# Requirements
In the data below, locate each line with the word "concentration" and list it.

Entries with figure data:

╔══

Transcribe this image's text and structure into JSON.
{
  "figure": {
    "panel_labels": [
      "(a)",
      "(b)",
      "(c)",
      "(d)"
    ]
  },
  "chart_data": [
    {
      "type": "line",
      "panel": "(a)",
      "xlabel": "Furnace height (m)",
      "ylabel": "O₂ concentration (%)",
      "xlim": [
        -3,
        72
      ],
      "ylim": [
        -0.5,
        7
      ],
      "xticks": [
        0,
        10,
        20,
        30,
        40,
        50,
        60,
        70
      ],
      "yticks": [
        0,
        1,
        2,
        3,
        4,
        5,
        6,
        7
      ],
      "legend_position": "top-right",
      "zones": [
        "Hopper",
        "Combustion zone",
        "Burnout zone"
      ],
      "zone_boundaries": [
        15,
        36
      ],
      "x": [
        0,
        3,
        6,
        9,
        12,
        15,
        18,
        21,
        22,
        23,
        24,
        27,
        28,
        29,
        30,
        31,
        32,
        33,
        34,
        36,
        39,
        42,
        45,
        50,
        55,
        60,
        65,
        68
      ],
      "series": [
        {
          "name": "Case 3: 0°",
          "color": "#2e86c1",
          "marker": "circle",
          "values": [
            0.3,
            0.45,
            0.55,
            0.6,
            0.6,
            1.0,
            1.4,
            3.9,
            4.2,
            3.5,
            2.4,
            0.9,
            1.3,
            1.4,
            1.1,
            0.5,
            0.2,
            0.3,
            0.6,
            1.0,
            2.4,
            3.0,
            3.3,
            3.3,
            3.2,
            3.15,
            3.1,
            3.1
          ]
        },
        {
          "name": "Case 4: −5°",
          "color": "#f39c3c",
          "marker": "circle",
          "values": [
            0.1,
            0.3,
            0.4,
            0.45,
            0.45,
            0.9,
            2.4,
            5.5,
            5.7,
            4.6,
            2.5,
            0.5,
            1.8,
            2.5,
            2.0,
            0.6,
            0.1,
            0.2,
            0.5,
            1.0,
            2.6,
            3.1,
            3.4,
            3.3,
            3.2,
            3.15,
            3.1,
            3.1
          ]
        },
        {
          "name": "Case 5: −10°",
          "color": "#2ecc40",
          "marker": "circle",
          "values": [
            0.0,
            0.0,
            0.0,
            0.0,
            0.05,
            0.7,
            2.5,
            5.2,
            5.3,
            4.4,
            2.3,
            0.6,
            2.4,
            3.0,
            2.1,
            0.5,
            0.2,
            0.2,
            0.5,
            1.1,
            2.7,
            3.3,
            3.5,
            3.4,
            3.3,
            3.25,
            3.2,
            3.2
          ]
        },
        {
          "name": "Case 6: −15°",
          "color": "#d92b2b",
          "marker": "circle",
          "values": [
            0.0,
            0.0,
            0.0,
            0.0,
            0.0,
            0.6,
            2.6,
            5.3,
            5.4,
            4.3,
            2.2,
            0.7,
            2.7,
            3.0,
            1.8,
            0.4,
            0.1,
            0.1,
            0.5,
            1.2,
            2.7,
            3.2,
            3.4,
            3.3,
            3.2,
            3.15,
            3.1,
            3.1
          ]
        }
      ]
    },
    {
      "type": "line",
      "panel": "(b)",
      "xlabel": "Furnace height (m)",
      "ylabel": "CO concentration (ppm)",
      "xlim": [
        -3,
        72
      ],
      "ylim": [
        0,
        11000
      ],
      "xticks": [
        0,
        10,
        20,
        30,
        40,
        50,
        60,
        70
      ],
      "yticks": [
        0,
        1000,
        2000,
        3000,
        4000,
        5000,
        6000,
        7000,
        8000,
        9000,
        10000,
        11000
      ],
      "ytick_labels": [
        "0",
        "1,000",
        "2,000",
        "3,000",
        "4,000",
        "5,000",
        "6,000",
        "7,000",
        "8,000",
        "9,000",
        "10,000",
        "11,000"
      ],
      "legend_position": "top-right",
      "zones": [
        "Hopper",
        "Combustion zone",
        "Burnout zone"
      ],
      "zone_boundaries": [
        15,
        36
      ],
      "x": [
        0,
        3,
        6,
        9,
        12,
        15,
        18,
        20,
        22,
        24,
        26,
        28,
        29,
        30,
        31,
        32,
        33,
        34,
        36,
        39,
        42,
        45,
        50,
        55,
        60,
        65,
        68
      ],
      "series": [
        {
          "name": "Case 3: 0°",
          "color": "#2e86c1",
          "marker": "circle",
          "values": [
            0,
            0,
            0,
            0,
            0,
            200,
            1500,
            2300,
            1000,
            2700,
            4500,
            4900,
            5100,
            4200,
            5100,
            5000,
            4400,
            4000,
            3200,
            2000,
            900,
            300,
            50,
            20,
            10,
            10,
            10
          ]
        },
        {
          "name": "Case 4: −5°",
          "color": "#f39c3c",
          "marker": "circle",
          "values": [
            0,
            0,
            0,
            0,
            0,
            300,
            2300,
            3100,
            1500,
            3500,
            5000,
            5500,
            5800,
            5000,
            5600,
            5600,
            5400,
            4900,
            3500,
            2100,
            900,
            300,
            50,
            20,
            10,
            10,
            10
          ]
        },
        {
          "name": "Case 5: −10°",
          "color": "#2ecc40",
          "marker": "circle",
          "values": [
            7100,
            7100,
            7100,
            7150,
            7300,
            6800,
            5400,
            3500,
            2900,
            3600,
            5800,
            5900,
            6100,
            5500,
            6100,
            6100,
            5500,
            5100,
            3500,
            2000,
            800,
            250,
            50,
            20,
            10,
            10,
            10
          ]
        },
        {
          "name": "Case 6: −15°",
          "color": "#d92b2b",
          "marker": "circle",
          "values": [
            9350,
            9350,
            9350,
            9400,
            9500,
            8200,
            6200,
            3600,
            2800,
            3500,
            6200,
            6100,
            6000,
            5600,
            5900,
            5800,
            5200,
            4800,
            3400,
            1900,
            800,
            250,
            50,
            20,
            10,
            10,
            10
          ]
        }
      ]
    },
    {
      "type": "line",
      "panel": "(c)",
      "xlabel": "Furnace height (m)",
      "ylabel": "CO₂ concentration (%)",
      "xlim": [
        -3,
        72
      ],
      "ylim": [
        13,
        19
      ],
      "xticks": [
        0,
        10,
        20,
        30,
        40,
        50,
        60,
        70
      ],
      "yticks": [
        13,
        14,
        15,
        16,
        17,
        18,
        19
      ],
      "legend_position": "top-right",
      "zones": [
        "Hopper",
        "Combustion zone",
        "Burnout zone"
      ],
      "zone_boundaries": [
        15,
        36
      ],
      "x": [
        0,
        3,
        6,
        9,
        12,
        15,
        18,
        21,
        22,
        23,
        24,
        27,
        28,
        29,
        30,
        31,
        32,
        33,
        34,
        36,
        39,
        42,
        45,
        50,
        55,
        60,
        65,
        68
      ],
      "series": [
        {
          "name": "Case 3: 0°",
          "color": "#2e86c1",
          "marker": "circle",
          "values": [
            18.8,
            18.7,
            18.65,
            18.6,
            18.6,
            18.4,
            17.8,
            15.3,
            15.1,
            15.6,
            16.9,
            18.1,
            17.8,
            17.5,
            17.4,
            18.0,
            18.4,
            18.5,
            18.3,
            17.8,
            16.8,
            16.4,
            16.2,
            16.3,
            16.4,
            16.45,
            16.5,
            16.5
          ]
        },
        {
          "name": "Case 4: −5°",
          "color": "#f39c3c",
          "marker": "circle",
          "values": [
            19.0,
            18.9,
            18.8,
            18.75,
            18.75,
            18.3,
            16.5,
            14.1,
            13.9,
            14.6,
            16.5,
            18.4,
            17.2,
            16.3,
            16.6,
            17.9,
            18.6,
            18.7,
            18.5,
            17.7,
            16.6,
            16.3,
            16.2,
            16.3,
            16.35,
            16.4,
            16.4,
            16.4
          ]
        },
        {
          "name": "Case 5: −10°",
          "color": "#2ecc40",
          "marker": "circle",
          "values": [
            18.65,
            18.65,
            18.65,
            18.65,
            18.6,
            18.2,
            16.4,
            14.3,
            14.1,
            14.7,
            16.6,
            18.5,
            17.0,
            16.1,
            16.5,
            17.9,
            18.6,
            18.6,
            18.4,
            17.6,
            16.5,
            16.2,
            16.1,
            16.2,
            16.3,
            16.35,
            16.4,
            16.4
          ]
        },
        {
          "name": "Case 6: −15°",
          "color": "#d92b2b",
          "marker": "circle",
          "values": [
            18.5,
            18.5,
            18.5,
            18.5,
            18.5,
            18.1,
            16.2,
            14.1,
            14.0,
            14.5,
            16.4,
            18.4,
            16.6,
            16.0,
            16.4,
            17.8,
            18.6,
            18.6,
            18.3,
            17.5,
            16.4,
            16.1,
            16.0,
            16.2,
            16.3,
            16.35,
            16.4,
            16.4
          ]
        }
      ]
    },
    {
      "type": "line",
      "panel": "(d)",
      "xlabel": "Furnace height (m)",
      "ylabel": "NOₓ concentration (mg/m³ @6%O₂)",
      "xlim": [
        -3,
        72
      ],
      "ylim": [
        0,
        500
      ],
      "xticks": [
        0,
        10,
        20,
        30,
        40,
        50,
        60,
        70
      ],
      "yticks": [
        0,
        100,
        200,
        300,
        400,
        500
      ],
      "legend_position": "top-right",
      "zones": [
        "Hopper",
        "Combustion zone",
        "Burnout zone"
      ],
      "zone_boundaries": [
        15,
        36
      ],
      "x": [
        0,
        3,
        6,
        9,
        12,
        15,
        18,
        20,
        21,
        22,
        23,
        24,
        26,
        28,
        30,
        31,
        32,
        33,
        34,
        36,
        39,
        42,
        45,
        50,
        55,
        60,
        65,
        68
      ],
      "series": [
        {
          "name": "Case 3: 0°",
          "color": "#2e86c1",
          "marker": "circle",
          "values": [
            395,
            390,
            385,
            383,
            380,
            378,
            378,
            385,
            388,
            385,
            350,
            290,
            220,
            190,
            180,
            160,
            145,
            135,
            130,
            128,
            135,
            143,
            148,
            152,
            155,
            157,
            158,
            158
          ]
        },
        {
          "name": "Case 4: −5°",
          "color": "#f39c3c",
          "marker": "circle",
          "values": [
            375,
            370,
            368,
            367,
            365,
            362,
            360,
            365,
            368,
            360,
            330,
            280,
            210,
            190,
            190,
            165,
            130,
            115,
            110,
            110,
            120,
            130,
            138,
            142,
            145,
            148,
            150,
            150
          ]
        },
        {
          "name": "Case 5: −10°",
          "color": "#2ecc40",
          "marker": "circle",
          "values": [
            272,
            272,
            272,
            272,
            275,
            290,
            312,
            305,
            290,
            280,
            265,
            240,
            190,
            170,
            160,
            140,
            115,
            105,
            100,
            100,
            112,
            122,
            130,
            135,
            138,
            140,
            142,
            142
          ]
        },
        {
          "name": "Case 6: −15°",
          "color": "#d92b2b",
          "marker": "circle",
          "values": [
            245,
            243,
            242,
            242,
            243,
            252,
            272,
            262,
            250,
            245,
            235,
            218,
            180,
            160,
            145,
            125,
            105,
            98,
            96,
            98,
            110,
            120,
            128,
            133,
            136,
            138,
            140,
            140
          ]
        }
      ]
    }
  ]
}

╚══

# Reply to the exercise
      "ylabel": "O₂ concentration (%)",
      "ylabel": "CO concentration (ppm)",
      "ylabel": "CO₂ concentration (%)",
      "ylabel": "NOₓ concentration (mg/m³ @6%O₂)",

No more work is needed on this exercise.